=== Entries supplied ===

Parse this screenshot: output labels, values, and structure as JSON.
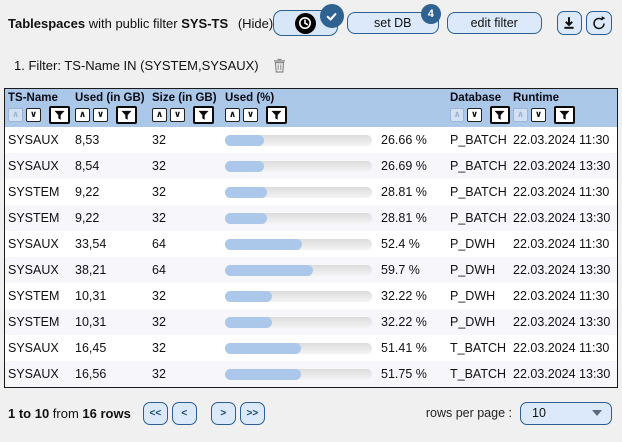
{
  "toolbar": {
    "title_app": "Tablespaces",
    "title_mid": "with public filter",
    "title_filter": "SYS-TS",
    "hide_label": "(Hide)",
    "set_db_label": "set DB",
    "set_db_badge": "4",
    "edit_filter_label": "edit filter"
  },
  "filter_bar": {
    "text": "1. Filter: TS-Name IN (SYSTEM,SYSAUX)"
  },
  "table": {
    "sort_asc_glyph": "∧",
    "sort_desc_glyph": "∨",
    "columns": [
      {
        "label": "TS-Name",
        "sort_asc_enabled": false,
        "sort_desc_enabled": true
      },
      {
        "label": "Used (in GB)",
        "sort_asc_enabled": true,
        "sort_desc_enabled": true
      },
      {
        "label": "Size (in GB)",
        "sort_asc_enabled": true,
        "sort_desc_enabled": true
      },
      {
        "label": "Used (%)",
        "sort_asc_enabled": true,
        "sort_desc_enabled": true
      },
      {
        "label": "Database",
        "sort_asc_enabled": false,
        "sort_desc_enabled": true
      },
      {
        "label": "Runtime",
        "sort_asc_enabled": false,
        "sort_desc_enabled": true
      }
    ],
    "rows": [
      {
        "ts_name": "SYSAUX",
        "used_gb": "8,53",
        "size_gb": "32",
        "used_pct": 26.66,
        "used_pct_label": "26.66 %",
        "database": "P_BATCH",
        "runtime": "22.03.2024 11:30"
      },
      {
        "ts_name": "SYSAUX",
        "used_gb": "8,54",
        "size_gb": "32",
        "used_pct": 26.69,
        "used_pct_label": "26.69 %",
        "database": "P_BATCH",
        "runtime": "22.03.2024 13:30"
      },
      {
        "ts_name": "SYSTEM",
        "used_gb": "9,22",
        "size_gb": "32",
        "used_pct": 28.81,
        "used_pct_label": "28.81 %",
        "database": "P_BATCH",
        "runtime": "22.03.2024 11:30"
      },
      {
        "ts_name": "SYSTEM",
        "used_gb": "9,22",
        "size_gb": "32",
        "used_pct": 28.81,
        "used_pct_label": "28.81 %",
        "database": "P_BATCH",
        "runtime": "22.03.2024 13:30"
      },
      {
        "ts_name": "SYSAUX",
        "used_gb": "33,54",
        "size_gb": "64",
        "used_pct": 52.4,
        "used_pct_label": "52.4 %",
        "database": "P_DWH",
        "runtime": "22.03.2024 11:30"
      },
      {
        "ts_name": "SYSAUX",
        "used_gb": "38,21",
        "size_gb": "64",
        "used_pct": 59.7,
        "used_pct_label": "59.7 %",
        "database": "P_DWH",
        "runtime": "22.03.2024 13:30"
      },
      {
        "ts_name": "SYSTEM",
        "used_gb": "10,31",
        "size_gb": "32",
        "used_pct": 32.22,
        "used_pct_label": "32.22 %",
        "database": "P_DWH",
        "runtime": "22.03.2024 11:30"
      },
      {
        "ts_name": "SYSTEM",
        "used_gb": "10,31",
        "size_gb": "32",
        "used_pct": 32.22,
        "used_pct_label": "32.22 %",
        "database": "P_DWH",
        "runtime": "22.03.2024 13:30"
      },
      {
        "ts_name": "SYSAUX",
        "used_gb": "16,45",
        "size_gb": "32",
        "used_pct": 51.41,
        "used_pct_label": "51.41 %",
        "database": "T_BATCH",
        "runtime": "22.03.2024 11:30"
      },
      {
        "ts_name": "SYSAUX",
        "used_gb": "16,56",
        "size_gb": "32",
        "used_pct": 51.75,
        "used_pct_label": "51.75 %",
        "database": "T_BATCH",
        "runtime": "22.03.2024 13:30"
      }
    ]
  },
  "footer": {
    "info_parts": [
      {
        "text": "1 to 10",
        "bold": true
      },
      {
        "text": " from ",
        "bold": false
      },
      {
        "text": "16 rows",
        "bold": true
      }
    ],
    "pagination": [
      {
        "label": "<<",
        "name": "first-page-button"
      },
      {
        "label": "<",
        "name": "prev-page-button"
      },
      {
        "label": ">",
        "name": "next-page-button"
      },
      {
        "label": ">>",
        "name": "last-page-button"
      }
    ],
    "rows_per_page_label": "rows per page :",
    "rows_per_page_value": "10"
  },
  "colors": {
    "accent_border": "#2d5f92",
    "button_bg": "#dce9fa",
    "badge_bg": "#2f6191",
    "header_bg": "#abc8e9",
    "bar_fill": "#abc7e9",
    "row_alt_bg": "#f6f6fb",
    "page_bg": "#f0f0f0"
  }
}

===

#### Task requirements
Go through the data above and transcribe it in full, omitting any image.

#### Response
Parse this screenshot: output labels, values, and structure as JSON.
{
  "toolbar": {
    "title_app": "Tablespaces",
    "title_mid": "with public filter",
    "title_filter": "SYS-TS",
    "hide_label": "(Hide)",
    "set_db_label": "set DB",
    "set_db_badge": "4",
    "edit_filter_label": "edit filter"
  },
  "filter_bar": {
    "text": "1. Filter: TS-Name IN (SYSTEM,SYSAUX)"
  },
  "table": {
    "sort_asc_glyph": "∧",
    "sort_desc_glyph": "∨",
    "columns": [
      {
        "label": "TS-Name",
        "sort_asc_enabled": false,
        "sort_desc_enabled": true
      },
      {
        "label": "Used (in GB)",
        "sort_asc_enabled": true,
        "sort_desc_enabled": true
      },
      {
        "label": "Size (in GB)",
        "sort_asc_enabled": true,
        "sort_desc_enabled": true
      },
      {
        "label": "Used (%)",
        "sort_asc_enabled": true,
        "sort_desc_enabled": true
      },
      {
        "label": "Database",
        "sort_asc_enabled": false,
        "sort_desc_enabled": true
      },
      {
        "label": "Runtime",
        "sort_asc_enabled": false,
        "sort_desc_enabled": true
      }
    ],
    "rows": [
      {
        "ts_name": "SYSAUX",
        "used_gb": "8,53",
        "size_gb": "32",
        "used_pct": 26.66,
        "used_pct_label": "26.66 %",
        "database": "P_BATCH",
        "runtime": "22.03.2024 11:30"
      },
      {
        "ts_name": "SYSAUX",
        "used_gb": "8,54",
        "size_gb": "32",
        "used_pct": 26.69,
        "used_pct_label": "26.69 %",
        "database": "P_BATCH",
        "runtime": "22.03.2024 13:30"
      },
      {
        "ts_name": "SYSTEM",
        "used_gb": "9,22",
        "size_gb": "32",
        "used_pct": 28.81,
        "used_pct_label": "28.81 %",
        "database": "P_BATCH",
        "runtime": "22.03.2024 11:30"
      },
      {
        "ts_name": "SYSTEM",
        "used_gb": "9,22",
        "size_gb": "32",
        "used_pct": 28.81,
        "used_pct_label": "28.81 %",
        "database": "P_BATCH",
        "runtime": "22.03.2024 13:30"
      },
      {
        "ts_name": "SYSAUX",
        "used_gb": "33,54",
        "size_gb": "64",
        "used_pct": 52.4,
        "used_pct_label": "52.4 %",
        "database": "P_DWH",
        "runtime": "22.03.2024 11:30"
      },
      {
        "ts_name": "SYSAUX",
        "used_gb": "38,21",
        "size_gb": "64",
        "used_pct": 59.7,
        "used_pct_label": "59.7 %",
        "database": "P_DWH",
        "runtime": "22.03.2024 13:30"
      },
      {
        "ts_name": "SYSTEM",
        "used_gb": "10,31",
        "size_gb": "32",
        "used_pct": 32.22,
        "used_pct_label": "32.22 %",
        "database": "P_DWH",
        "runtime": "22.03.2024 11:30"
      },
      {
        "ts_name": "SYSTEM",
        "used_gb": "10,31",
        "size_gb": "32",
        "used_pct": 32.22,
        "used_pct_label": "32.22 %",
        "database": "P_DWH",
        "runtime": "22.03.2024 13:30"
      },
      {
        "ts_name": "SYSAUX",
        "used_gb": "16,45",
        "size_gb": "32",
        "used_pct": 51.41,
        "used_pct_label": "51.41 %",
        "database": "T_BATCH",
        "runtime": "22.03.2024 11:30"
      },
      {
        "ts_name": "SYSAUX",
        "used_gb": "16,56",
        "size_gb": "32",
        "used_pct": 51.75,
        "used_pct_label": "51.75 %",
        "database": "T_BATCH",
        "runtime": "22.03.2024 13:30"
      }
    ]
  },
  "footer": {
    "info_parts": [
      {
        "text": "1 to 10",
        "bold": true
      },
      {
        "text": " from ",
        "bold": false
      },
      {
        "text": "16 rows",
        "bold": true
      }
    ],
    "pagination": [
      {
        "label": "<<",
        "name": "first-page-button"
      },
      {
        "label": "<",
        "name": "prev-page-button"
      },
      {
        "label": ">",
        "name": "next-page-button"
      },
      {
        "label": ">>",
        "name": "last-page-button"
      }
    ],
    "rows_per_page_label": "rows per page :",
    "rows_per_page_value": "10"
  },
  "colors": {
    "accent_border": "#2d5f92",
    "button_bg": "#dce9fa",
    "badge_bg": "#2f6191",
    "header_bg": "#abc8e9",
    "bar_fill": "#abc7e9",
    "row_alt_bg": "#f6f6fb",
    "page_bg": "#f0f0f0"
  }
}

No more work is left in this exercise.